Exercise directions:
Below is a set of records. Repeat all of them exactly.

Provided information:
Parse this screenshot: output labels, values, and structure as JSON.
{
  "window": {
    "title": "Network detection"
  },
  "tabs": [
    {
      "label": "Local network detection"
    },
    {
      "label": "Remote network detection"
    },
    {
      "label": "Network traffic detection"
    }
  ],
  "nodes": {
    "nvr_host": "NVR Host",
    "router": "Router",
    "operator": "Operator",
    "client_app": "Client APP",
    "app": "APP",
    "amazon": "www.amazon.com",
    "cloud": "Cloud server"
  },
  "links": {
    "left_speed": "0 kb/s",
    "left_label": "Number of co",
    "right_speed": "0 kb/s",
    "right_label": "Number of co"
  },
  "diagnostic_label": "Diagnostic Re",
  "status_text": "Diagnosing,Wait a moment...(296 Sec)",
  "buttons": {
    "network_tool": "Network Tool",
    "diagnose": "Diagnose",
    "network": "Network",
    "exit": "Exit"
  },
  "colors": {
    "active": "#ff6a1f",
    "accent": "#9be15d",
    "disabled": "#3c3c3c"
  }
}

Output for this exercise:
Parse this screenshot: output labels, values, and structure as JSON.
{
  "window": {
    "title": "Network detection"
  },
  "tabs": [
    {
      "label": "Local network detection"
    },
    {
      "label": "Remote network detection"
    },
    {
      "label": "Network traffic detection"
    }
  ],
  "nodes": {
    "nvr_host": "NVR Host",
    "router": "Router",
    "operator": "Operator",
    "client_app": "Client APP",
    "app": "APP",
    "amazon": "www.amazon.com",
    "cloud": "Cloud server"
  },
  "links": {
    "left_speed": "0 kb/s",
    "left_label": "Number of co",
    "right_speed": "0 kb/s",
    "right_label": "Number of co"
  },
  "diagnostic_label": "Diagnostic Re",
  "status_text": "Diagnosing,Wait a moment...(296 Sec)",
  "buttons": {
    "network_tool": "Network Tool",
    "diagnose": "Diagnose",
    "network": "Network",
    "exit": "Exit"
  },
  "colors": {
    "active": "#ff6a1f",
    "accent": "#9be15d",
    "disabled": "#3c3c3c"
  }
}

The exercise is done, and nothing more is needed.